◆ Aim
Transcribe every line of the listing below without any deviation.

───── Provided information ─────

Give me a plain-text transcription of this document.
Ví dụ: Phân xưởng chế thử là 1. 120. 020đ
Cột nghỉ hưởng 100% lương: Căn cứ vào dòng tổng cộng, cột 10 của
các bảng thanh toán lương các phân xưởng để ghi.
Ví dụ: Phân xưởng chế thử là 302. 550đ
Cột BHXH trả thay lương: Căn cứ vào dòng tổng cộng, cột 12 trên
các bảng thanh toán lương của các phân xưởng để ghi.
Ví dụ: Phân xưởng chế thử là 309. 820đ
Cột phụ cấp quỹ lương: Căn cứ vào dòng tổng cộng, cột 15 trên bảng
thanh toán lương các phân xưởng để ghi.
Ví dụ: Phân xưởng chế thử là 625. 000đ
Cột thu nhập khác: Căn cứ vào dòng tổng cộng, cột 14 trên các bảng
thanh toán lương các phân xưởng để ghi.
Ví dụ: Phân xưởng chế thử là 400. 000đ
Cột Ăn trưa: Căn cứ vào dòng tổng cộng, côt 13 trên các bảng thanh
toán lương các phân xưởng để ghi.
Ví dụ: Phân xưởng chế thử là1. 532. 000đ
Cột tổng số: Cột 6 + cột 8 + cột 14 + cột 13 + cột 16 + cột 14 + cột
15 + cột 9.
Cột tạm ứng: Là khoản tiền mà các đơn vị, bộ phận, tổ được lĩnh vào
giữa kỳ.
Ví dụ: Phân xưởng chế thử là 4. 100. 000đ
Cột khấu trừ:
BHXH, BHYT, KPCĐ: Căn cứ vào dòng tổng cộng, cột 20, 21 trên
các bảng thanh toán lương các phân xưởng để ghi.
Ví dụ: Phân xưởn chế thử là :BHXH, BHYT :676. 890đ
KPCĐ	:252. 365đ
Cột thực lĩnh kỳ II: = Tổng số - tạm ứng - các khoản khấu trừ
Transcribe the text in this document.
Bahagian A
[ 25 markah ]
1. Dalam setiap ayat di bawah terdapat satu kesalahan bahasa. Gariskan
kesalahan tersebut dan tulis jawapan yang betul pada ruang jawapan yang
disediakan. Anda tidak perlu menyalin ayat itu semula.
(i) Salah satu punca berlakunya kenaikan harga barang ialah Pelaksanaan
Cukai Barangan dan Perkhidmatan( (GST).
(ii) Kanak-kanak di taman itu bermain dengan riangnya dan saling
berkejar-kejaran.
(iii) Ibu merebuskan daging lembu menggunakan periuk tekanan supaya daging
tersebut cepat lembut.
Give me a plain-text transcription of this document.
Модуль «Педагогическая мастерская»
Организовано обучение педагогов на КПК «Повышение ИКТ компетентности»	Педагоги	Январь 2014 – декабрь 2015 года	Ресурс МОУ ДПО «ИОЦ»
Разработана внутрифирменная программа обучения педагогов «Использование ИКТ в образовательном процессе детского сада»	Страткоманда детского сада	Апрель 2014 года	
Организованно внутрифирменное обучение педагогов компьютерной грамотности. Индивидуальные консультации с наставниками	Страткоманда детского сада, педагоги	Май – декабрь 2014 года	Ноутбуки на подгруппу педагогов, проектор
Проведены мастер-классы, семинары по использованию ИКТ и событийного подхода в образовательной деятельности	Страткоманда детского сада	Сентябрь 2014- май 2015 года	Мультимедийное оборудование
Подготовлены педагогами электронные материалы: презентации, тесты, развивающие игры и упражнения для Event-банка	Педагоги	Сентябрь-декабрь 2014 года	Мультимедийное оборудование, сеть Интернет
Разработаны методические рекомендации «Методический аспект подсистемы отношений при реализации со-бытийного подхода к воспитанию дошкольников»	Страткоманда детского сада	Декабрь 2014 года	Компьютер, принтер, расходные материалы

─────

◆ Result for this exercise
Give me a plain-text transcription of this document.
Ví dụ: Phân xưởng chế thử là 1. 120. 020đ
Cột nghỉ hưởng 100% lương: Căn cứ vào dòng tổng cộng, cột 10 của
các bảng thanh toán lương các phân xưởng để ghi.
Ví dụ: Phân xưởng chế thử là 302. 550đ
Cột BHXH trả thay lương: Căn cứ vào dòng tổng cộng, cột 12 trên
các bảng thanh toán lương của các phân xưởng để ghi.
Ví dụ: Phân xưởng chế thử là 309. 820đ
Cột phụ cấp quỹ lương: Căn cứ vào dòng tổng cộng, cột 15 trên bảng
thanh toán lương các phân xưởng để ghi.
Ví dụ: Phân xưởng chế thử là 625. 000đ
Cột thu nhập khác: Căn cứ vào dòng tổng cộng, cột 14 trên các bảng
thanh toán lương các phân xưởng để ghi.
Ví dụ: Phân xưởng chế thử là 400. 000đ
Cột Ăn trưa: Căn cứ vào dòng tổng cộng, côt 13 trên các bảng thanh
toán lương các phân xưởng để ghi.
Ví dụ: Phân xưởng chế thử là1. 532. 000đ
Cột tổng số: Cột 6 + cột 8 + cột 14 + cột 13 + cột 16 + cột 14 + cột
15 + cột 9.
Cột tạm ứng: Là khoản tiền mà các đơn vị, bộ phận, tổ được lĩnh vào
giữa kỳ.
Ví dụ: Phân xưởng chế thử là 4. 100. 000đ
Cột khấu trừ:
BHXH, BHYT, KPCĐ: Căn cứ vào dòng tổng cộng, cột 20, 21 trên
các bảng thanh toán lương các phân xưởng để ghi.
Ví dụ: Phân xưởn chế thử là :BHXH, BHYT :676. 890đ
KPCĐ	:252. 365đ
Cột thực lĩnh kỳ II: = Tổng số - tạm ứng - các khoản khấu trừ
Transcribe the text in this document.
Bahagian A
[ 25 markah ]
1. Dalam setiap ayat di bawah terdapat satu kesalahan bahasa. Gariskan
kesalahan tersebut dan tulis jawapan yang betul pada ruang jawapan yang
disediakan. Anda tidak perlu menyalin ayat itu semula.
(i) Salah satu punca berlakunya kenaikan harga barang ialah Pelaksanaan
Cukai Barangan dan Perkhidmatan( (GST).
(ii) Kanak-kanak di taman itu bermain dengan riangnya dan saling
berkejar-kejaran.
(iii) Ibu merebuskan daging lembu menggunakan periuk tekanan supaya daging
tersebut cepat lembut.
Give me a plain-text transcription of this document.
Модуль «Педагогическая мастерская»
Организовано обучение педагогов на КПК «Повышение ИКТ компетентности»	Педагоги	Январь 2014 – декабрь 2015 года	Ресурс МОУ ДПО «ИОЦ»
Разработана внутрифирменная программа обучения педагогов «Использование ИКТ в образовательном процессе детского сада»	Страткоманда детского сада	Апрель 2014 года	
Организованно внутрифирменное обучение педагогов компьютерной грамотности. Индивидуальные консультации с наставниками	Страткоманда детского сада, педагоги	Май – декабрь 2014 года	Ноутбуки на подгруппу педагогов, проектор
Проведены мастер-классы, семинары по использованию ИКТ и событийного подхода в образовательной деятельности	Страткоманда детского сада	Сентябрь 2014- май 2015 года	Мультимедийное оборудование
Подготовлены педагогами электронные материалы: презентации, тесты, развивающие игры и упражнения для Event-банка	Педагоги	Сентябрь-декабрь 2014 года	Мультимедийное оборудование, сеть Интернет
Разработаны методические рекомендации «Методический аспект подсистемы отношений при реализации со-бытийного подхода к воспитанию дошкольников»	Страткоманда детского сада	Декабрь 2014 года	Компьютер, принтер, расходные материалы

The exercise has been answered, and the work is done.